Material for this exercise:
* START *
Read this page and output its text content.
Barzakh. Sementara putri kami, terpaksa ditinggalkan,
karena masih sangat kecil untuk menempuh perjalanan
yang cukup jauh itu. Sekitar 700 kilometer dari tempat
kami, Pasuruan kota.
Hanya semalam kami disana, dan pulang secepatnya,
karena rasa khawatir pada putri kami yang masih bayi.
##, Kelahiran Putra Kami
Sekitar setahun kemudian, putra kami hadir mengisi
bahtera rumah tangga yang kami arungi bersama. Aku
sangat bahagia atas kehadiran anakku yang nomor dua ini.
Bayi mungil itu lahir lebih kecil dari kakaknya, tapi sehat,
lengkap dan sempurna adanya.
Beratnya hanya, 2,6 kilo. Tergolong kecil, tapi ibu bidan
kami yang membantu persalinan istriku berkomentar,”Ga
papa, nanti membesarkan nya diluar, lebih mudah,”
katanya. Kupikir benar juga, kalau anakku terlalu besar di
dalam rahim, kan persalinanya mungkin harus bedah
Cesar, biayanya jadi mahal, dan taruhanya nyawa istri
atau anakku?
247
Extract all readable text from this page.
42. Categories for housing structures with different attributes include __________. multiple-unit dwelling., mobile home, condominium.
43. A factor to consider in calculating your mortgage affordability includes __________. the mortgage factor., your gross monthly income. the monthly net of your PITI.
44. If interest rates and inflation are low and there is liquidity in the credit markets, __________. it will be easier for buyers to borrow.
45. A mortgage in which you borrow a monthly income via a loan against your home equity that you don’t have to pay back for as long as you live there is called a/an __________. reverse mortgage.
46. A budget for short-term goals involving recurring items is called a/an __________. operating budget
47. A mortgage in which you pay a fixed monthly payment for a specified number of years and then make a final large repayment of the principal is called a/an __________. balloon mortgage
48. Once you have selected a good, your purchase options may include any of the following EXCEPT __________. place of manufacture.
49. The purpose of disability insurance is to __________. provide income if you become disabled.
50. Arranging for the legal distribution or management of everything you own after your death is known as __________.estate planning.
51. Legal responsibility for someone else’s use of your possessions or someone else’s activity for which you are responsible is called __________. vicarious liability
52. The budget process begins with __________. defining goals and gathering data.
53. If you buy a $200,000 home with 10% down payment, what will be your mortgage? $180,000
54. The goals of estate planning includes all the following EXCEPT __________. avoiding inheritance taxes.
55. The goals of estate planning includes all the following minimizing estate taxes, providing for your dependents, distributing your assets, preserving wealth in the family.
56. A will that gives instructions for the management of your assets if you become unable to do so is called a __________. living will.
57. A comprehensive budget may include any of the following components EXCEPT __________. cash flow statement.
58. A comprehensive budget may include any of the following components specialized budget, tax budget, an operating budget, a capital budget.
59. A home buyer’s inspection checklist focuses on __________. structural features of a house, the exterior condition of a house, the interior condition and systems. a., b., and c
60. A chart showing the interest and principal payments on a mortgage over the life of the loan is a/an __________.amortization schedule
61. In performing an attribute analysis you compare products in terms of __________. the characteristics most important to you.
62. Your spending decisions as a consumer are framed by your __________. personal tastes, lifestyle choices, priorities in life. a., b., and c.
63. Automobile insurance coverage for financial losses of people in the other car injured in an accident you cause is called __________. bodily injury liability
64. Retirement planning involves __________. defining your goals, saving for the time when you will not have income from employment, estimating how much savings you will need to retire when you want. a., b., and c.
* END *
Required work:
Only a number is wanted here: how many lines in the data above include the string "income"?

Response:
4